## PROBLEM DESCRIPTION
Return exactly the lines of the data below, from the one that contains "Read this page and output its text content." through the final line, and leave out every picture.

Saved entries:
********************

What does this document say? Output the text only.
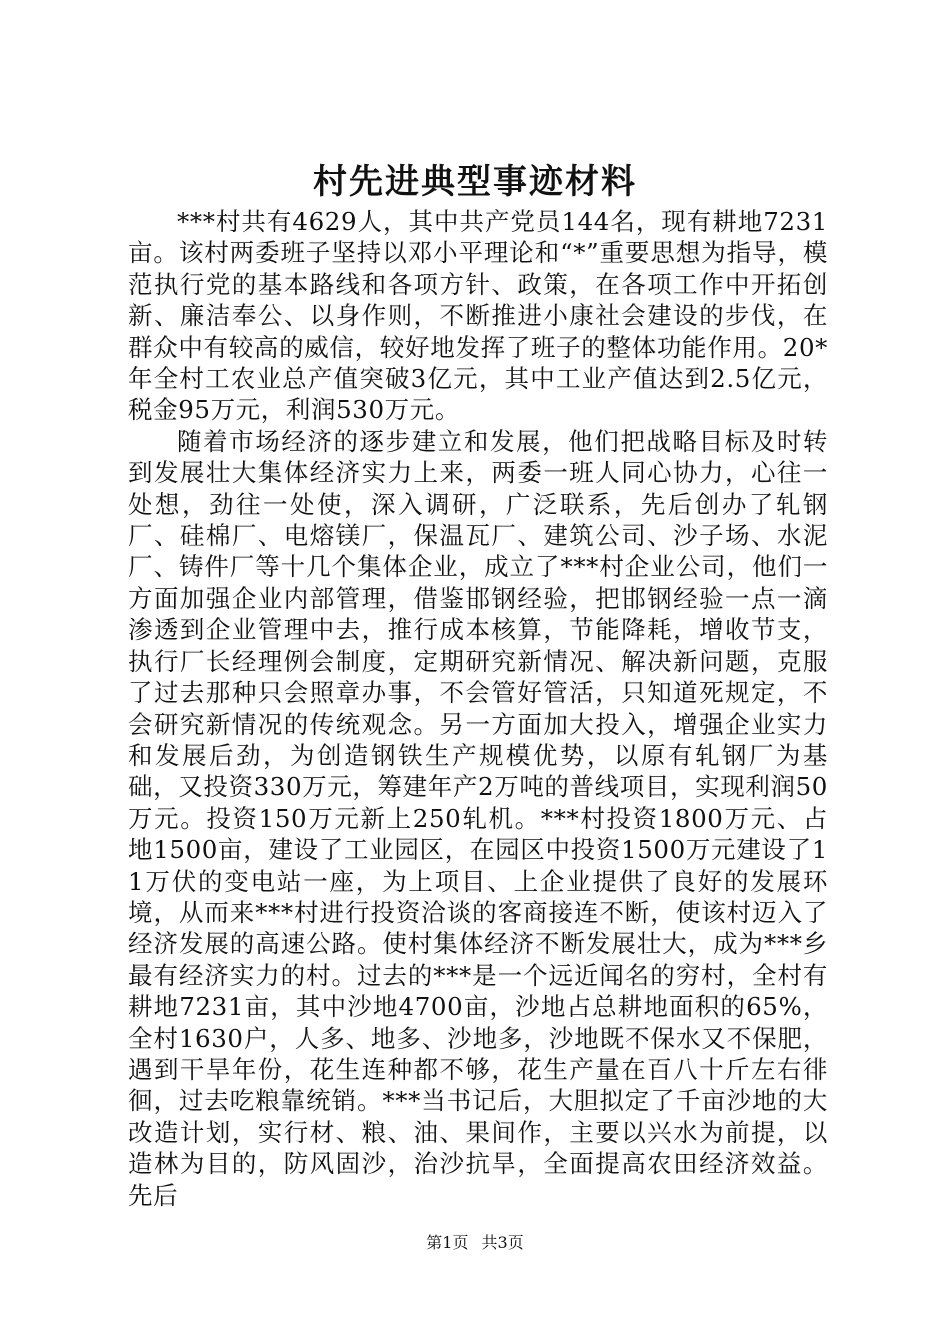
村先进典型事迹材料

***村共有4629人，其中共产党员144名，现有耕地7231亩。该村两委班子坚持以邓小平理论和“*”重要思想为指导，模范执行党的基本路线和各项方针、政策，在各项工作中开拓创新、廉洁奉公、以身作则，不断推进小康社会建设的步伐，在群众中有较高的威信，较好地发挥了班子的整体功能作用。20*年全村工农业总产值突破3亿元，其中工业产值达到2.5亿元，税金95万元，利润530万元。

随着市场经济的逐步建立和发展，他们把战略目标及时转到发展壮大集体经济实力上来，两委一班人同心协力，心往一处想，劲往一处使，深入调研，广泛联系，先后创办了轧钢厂、硅棉厂、电熔镁厂，保温瓦厂、建筑公司、沙子场、水泥厂、铸件厂等十几个集体企业，成立了***村企业公司，他们一方面加强企业内部管理，借鉴邯钢经验，把邯钢经验一点一滴渗透到企业管理中去，推行成本核算，节能降耗，增收节支，执行厂长经理例会制度，定期研究新情况、解决新问题，克服了过去那种只会照章办事，不会管好管活，只知道死规定，不会研究新情况的传统观念。另一方面加大投入，增强企业实力和发展后劲，为创造钢铁生产规模优势，以原有轧钢厂为基础，又投资330万元，筹建年产2万吨的普线项目，实现利润50万元。投资150万元新上250轧机。***村投资1800万元、占地1500亩，建设了工业园区，在园区中投资1500万元建设了11万伏的变电站一座，为上项目、上企业提供了良好的发展环境，从而来***村进行投资洽谈的客商接连不断，使该村迈入了经济发展的高速公路。使村集体经济不断发展壮大，成为***乡最有经济实力的村。过去的***是一个远近闻名的穷村，全村有耕地7231亩，其中沙地4700亩，沙地占总耕地面积的65%，全村1630户，人多、地多、沙地多，沙地既不保水又不保肥，遇到干旱年份，花生连种都不够，花生产量在百八十斤左右徘徊，过去吃粮靠统销。***当书记后，大胆拟定了千亩沙地的大改造计划，实行材、粮、油、果间作，主要以兴水为前提，以造林为目的，防风固沙，治沙抗旱，全面提高农田经济效益。先后

第1页 共3页
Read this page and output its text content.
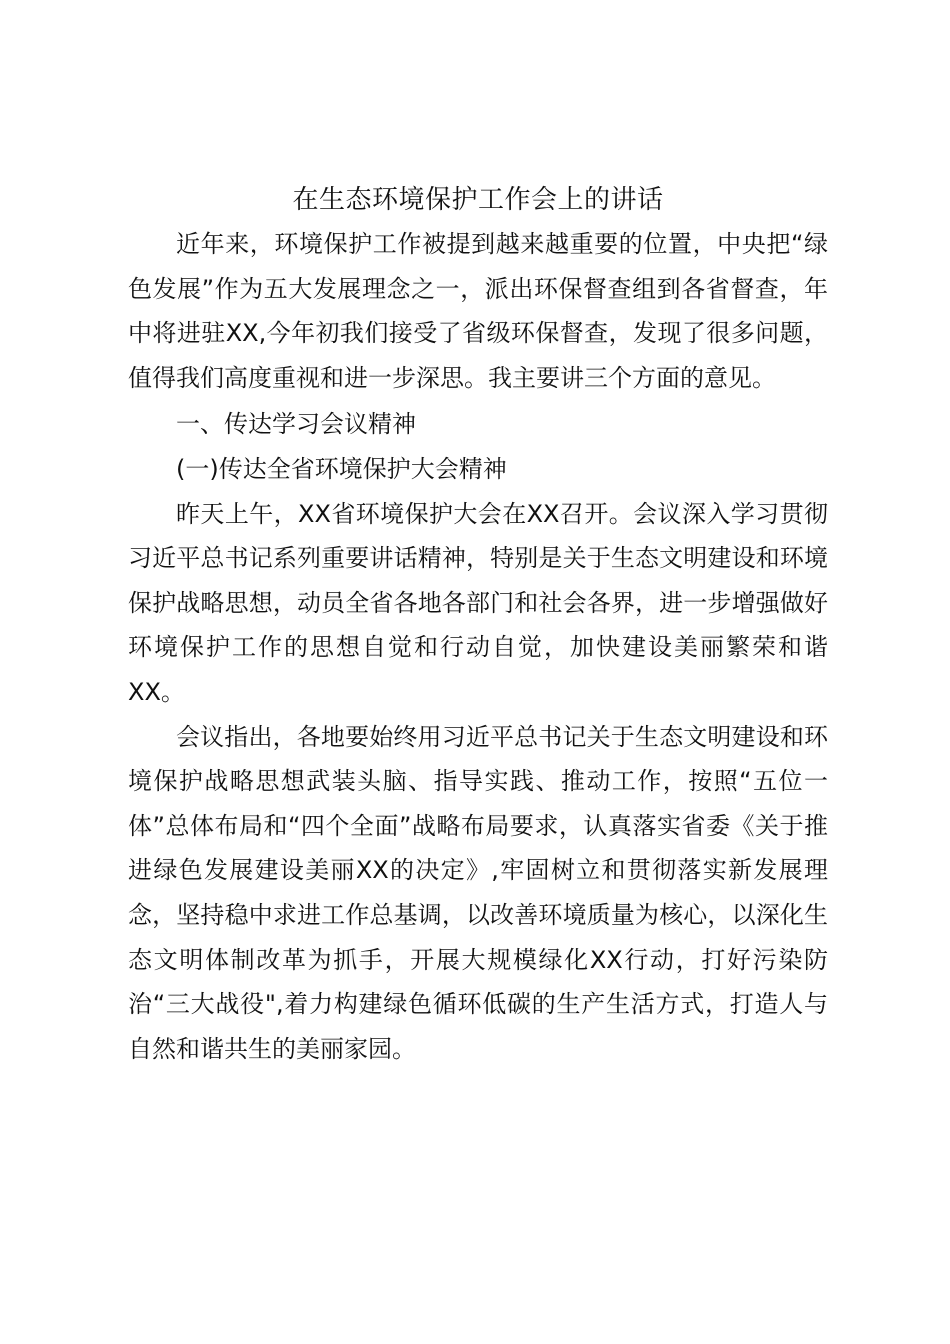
在生态环境保护工作会上的讲话

近年来，环境保护工作被提到越来越重要的位置，中央把“绿色发展”作为五大发展理念之一，派出环保督查组到各省督查，年中将进驻XX,今年初我们接受了省级环保督查，发现了很多问题，值得我们高度重视和进一步深思。我主要讲三个方面的意见。

一、传达学习会议精神

(一)传达全省环境保护大会精神

昨天上午，XX省环境保护大会在XX召开。会议深入学习贯彻习近平总书记系列重要讲话精神，特别是关于生态文明建设和环境保护战略思想，动员全省各地各部门和社会各界，进一步增强做好环境保护工作的思想自觉和行动自觉，加快建设美丽繁荣和谐XX。

会议指出，各地要始终用习近平总书记关于生态文明建设和环境保护战略思想武装头脑、指导实践、推动工作，按照“五位一体”总体布局和“四个全面”战略布局要求，认真落实省委《关于推进绿色发展建设美丽XX的决定》,牢固树立和贯彻落实新发展理念，坚持稳中求进工作总基调，以改善环境质量为核心，以深化生态文明体制改革为抓手，开展大规模绿化XX行动，打好污染防治“三大战役",着力构建绿色循环低碳的生产生活方式，打造人与自然和谐共生的美丽家园。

********************

## RESPONSE FOR THIS EXERCISE
Read this page and output its text content.
在生态环境保护工作会上的讲话

近年来，环境保护工作被提到越来越重要的位置，中央把“绿色发展”作为五大发展理念之一，派出环保督查组到各省督查，年中将进驻XX,今年初我们接受了省级环保督查，发现了很多问题，值得我们高度重视和进一步深思。我主要讲三个方面的意见。

一、传达学习会议精神

(一)传达全省环境保护大会精神

昨天上午，XX省环境保护大会在XX召开。会议深入学习贯彻习近平总书记系列重要讲话精神，特别是关于生态文明建设和环境保护战略思想，动员全省各地各部门和社会各界，进一步增强做好环境保护工作的思想自觉和行动自觉，加快建设美丽繁荣和谐XX。

会议指出，各地要始终用习近平总书记关于生态文明建设和环境保护战略思想武装头脑、指导实践、推动工作，按照“五位一体”总体布局和“四个全面”战略布局要求，认真落实省委《关于推进绿色发展建设美丽XX的决定》,牢固树立和贯彻落实新发展理念，坚持稳中求进工作总基调，以改善环境质量为核心，以深化生态文明体制改革为抓手，开展大规模绿化XX行动，打好污染防治“三大战役",着力构建绿色循环低碳的生产生活方式，打造人与自然和谐共生的美丽家园。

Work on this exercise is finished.